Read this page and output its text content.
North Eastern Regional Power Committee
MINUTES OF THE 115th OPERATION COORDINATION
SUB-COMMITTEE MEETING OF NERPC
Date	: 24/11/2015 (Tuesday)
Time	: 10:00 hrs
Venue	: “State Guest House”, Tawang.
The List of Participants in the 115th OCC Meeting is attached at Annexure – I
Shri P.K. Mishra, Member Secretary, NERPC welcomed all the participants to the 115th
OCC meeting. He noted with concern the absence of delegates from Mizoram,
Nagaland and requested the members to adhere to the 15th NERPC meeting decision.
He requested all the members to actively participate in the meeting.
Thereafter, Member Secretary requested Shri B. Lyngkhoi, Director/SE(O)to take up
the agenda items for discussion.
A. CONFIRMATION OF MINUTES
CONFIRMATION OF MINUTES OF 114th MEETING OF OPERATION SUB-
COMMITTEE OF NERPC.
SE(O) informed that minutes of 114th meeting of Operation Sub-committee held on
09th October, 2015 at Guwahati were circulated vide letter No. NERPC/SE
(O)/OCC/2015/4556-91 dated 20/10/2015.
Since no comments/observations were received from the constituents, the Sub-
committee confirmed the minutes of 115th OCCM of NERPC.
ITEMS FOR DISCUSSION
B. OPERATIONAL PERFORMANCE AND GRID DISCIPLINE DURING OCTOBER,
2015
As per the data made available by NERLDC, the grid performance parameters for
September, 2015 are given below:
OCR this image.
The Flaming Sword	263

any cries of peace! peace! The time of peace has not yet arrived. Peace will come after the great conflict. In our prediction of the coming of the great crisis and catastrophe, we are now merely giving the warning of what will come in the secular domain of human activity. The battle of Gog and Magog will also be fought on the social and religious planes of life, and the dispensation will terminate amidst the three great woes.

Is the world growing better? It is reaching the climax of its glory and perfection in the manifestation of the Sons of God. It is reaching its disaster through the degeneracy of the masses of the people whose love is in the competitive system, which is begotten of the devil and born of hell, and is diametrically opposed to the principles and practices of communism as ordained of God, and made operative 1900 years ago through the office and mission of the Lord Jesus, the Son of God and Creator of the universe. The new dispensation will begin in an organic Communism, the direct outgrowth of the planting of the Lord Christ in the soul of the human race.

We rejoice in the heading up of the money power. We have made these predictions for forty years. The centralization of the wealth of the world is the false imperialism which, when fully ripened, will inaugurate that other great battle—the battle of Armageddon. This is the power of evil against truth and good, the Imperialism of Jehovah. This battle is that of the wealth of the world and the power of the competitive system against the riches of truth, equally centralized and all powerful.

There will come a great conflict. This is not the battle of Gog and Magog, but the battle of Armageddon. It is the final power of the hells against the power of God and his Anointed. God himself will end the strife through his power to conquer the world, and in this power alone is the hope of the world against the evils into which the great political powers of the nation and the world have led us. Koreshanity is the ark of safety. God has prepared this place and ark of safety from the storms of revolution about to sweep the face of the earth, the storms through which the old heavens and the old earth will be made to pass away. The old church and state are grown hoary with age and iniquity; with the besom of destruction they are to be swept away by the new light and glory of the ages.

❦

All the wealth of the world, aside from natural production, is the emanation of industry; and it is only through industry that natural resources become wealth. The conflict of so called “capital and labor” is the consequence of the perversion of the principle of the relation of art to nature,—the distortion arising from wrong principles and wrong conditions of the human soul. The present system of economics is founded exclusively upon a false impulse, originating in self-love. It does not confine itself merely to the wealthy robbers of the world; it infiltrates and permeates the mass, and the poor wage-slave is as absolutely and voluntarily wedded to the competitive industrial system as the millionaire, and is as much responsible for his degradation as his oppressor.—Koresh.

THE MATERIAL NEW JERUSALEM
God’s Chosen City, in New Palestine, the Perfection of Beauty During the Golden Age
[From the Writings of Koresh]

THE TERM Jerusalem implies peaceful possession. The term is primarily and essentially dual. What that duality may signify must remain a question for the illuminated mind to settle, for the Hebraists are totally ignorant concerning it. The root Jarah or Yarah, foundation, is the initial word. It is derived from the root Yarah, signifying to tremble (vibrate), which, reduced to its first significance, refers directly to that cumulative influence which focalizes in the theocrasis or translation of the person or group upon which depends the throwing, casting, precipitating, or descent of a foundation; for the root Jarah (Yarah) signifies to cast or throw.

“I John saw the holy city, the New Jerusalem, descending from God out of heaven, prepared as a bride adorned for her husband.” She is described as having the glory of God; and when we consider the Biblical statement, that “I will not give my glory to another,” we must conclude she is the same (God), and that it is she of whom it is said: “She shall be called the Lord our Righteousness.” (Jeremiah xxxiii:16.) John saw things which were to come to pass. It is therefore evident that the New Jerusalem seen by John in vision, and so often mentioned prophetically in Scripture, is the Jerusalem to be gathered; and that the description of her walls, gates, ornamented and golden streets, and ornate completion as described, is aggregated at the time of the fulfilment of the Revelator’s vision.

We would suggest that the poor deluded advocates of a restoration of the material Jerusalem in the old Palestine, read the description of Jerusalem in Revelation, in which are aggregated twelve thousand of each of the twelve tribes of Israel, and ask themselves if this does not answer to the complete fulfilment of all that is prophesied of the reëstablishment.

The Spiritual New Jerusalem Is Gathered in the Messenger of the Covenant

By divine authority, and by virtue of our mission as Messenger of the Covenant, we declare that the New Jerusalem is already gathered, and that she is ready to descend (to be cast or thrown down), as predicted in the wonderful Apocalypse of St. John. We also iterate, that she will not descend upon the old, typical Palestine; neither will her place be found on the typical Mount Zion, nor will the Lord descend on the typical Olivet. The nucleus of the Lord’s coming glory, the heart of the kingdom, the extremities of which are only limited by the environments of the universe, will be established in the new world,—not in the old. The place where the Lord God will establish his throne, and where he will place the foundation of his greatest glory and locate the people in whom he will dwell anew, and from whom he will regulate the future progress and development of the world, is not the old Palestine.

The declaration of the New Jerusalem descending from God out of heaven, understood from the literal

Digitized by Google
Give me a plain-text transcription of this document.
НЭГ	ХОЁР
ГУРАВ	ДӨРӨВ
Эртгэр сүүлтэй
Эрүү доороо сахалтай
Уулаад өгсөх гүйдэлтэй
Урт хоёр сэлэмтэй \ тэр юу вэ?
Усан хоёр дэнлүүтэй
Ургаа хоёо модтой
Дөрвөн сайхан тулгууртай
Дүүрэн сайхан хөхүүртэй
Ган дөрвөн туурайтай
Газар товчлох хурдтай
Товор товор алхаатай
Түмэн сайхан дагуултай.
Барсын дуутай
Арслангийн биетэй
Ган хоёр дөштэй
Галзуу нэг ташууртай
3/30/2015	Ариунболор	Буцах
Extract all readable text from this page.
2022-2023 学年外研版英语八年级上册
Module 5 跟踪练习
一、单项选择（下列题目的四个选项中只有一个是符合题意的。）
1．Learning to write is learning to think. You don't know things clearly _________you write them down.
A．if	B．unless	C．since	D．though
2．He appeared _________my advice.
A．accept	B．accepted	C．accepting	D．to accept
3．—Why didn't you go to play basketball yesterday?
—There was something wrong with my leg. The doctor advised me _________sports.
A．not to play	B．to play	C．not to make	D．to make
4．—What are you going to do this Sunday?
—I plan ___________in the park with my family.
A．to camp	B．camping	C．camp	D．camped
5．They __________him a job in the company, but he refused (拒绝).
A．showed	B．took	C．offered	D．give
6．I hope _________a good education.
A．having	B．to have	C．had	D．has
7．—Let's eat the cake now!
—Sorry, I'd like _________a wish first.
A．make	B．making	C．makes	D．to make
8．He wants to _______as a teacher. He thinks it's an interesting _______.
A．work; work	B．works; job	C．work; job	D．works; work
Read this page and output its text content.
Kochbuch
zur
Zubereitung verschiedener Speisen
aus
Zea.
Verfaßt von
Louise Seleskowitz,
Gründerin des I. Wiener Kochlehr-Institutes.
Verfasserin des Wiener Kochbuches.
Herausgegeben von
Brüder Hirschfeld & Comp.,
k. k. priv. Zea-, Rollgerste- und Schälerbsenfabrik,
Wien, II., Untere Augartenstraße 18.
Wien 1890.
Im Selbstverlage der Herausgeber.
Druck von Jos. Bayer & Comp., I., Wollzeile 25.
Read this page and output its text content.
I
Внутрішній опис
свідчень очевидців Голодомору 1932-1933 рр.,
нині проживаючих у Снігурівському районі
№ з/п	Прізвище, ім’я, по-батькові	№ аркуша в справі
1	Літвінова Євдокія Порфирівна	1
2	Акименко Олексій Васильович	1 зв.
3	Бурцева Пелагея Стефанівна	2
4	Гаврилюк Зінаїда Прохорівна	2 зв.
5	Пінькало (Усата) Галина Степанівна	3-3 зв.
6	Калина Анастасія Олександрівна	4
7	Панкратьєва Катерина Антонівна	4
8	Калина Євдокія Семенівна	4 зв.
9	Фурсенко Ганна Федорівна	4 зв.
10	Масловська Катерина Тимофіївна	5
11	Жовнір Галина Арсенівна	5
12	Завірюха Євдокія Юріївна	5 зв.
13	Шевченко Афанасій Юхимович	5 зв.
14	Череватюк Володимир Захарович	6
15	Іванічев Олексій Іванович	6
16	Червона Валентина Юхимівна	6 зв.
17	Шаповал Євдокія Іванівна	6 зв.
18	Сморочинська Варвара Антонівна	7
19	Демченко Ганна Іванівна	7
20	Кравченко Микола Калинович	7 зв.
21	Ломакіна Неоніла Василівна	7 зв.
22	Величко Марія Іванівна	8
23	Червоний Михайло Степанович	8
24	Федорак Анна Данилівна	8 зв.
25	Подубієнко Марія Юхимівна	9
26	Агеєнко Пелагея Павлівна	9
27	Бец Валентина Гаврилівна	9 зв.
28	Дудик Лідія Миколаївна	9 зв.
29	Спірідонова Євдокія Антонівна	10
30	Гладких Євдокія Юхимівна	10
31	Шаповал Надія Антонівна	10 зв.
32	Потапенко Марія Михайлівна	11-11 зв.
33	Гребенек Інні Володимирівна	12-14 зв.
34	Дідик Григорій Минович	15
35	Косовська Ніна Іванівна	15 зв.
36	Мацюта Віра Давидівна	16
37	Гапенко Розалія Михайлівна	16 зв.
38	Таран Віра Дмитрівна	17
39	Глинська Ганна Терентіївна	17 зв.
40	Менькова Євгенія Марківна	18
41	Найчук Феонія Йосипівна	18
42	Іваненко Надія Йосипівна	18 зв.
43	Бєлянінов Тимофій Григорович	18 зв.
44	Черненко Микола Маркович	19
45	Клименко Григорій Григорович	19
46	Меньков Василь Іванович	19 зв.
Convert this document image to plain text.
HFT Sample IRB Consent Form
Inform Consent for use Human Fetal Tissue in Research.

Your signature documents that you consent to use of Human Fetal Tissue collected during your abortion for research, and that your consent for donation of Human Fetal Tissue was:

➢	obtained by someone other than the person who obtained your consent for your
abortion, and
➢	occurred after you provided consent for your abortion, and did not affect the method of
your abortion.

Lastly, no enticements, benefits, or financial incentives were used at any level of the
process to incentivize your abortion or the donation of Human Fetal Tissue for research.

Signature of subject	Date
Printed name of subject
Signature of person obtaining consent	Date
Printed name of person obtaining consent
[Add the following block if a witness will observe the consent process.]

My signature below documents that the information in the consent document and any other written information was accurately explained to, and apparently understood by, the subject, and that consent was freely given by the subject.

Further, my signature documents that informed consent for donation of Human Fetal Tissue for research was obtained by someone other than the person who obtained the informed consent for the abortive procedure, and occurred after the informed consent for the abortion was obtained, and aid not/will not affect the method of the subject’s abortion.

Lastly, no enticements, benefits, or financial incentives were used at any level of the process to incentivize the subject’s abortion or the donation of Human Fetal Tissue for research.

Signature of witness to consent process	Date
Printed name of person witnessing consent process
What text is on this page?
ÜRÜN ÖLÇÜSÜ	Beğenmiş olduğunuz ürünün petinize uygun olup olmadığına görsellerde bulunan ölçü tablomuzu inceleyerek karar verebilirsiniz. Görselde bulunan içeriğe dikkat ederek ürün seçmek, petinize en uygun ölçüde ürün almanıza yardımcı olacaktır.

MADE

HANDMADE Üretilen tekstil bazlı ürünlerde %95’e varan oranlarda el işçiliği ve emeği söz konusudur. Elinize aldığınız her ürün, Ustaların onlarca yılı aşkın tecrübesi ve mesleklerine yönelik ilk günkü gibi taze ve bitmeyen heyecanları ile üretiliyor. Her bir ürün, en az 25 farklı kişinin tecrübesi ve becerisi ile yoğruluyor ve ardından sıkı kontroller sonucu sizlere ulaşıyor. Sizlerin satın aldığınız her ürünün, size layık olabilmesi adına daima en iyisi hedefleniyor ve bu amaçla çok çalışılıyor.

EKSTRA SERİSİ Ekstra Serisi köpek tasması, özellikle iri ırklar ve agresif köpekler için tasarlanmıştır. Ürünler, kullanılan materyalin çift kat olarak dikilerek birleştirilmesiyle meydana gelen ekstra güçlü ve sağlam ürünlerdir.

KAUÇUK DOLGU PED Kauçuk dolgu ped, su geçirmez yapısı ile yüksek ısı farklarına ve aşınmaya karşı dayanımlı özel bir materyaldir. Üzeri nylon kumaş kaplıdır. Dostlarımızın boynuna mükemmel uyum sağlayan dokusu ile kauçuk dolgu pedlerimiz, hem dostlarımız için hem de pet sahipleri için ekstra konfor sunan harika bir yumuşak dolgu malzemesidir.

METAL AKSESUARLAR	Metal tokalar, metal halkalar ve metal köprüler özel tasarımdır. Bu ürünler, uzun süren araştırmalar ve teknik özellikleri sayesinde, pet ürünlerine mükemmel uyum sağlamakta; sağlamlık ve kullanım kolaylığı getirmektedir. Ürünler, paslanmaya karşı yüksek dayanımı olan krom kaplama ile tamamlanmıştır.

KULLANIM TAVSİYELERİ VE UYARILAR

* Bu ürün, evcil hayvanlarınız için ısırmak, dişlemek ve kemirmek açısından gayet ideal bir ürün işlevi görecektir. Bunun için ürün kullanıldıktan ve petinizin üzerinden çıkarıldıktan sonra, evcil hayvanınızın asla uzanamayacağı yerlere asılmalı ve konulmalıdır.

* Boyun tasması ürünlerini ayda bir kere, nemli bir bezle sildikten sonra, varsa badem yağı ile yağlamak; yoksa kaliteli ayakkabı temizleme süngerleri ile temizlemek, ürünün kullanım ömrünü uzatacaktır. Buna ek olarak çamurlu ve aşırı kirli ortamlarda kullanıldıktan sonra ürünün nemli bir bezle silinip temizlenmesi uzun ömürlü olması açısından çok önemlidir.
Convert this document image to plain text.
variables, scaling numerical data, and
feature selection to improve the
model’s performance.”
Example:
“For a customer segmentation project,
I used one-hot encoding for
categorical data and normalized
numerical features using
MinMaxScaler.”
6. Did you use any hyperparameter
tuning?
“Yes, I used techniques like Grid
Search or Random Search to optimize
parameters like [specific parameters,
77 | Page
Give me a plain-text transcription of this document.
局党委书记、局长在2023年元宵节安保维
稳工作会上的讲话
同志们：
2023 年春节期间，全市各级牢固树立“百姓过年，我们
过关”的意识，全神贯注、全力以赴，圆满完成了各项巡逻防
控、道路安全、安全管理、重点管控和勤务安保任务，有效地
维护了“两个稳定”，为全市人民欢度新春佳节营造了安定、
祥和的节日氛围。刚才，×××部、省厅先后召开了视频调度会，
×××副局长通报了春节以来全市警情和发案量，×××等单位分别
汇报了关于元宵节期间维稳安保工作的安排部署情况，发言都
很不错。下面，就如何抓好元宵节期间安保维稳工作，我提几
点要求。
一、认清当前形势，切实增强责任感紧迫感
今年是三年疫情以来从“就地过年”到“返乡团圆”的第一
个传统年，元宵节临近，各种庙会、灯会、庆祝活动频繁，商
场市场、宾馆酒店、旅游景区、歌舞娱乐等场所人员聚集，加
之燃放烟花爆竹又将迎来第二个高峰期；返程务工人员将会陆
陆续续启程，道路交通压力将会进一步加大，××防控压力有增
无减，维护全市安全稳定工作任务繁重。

•••••

◆ **GIVEN EXERCISE**: Find each line that has the word "make", then copy it out.

◆ **EXERCISE ANSWER**:
A．not to play	B．to play	C．not to make	D．to make
A．make	B．making	C．makes	D．to make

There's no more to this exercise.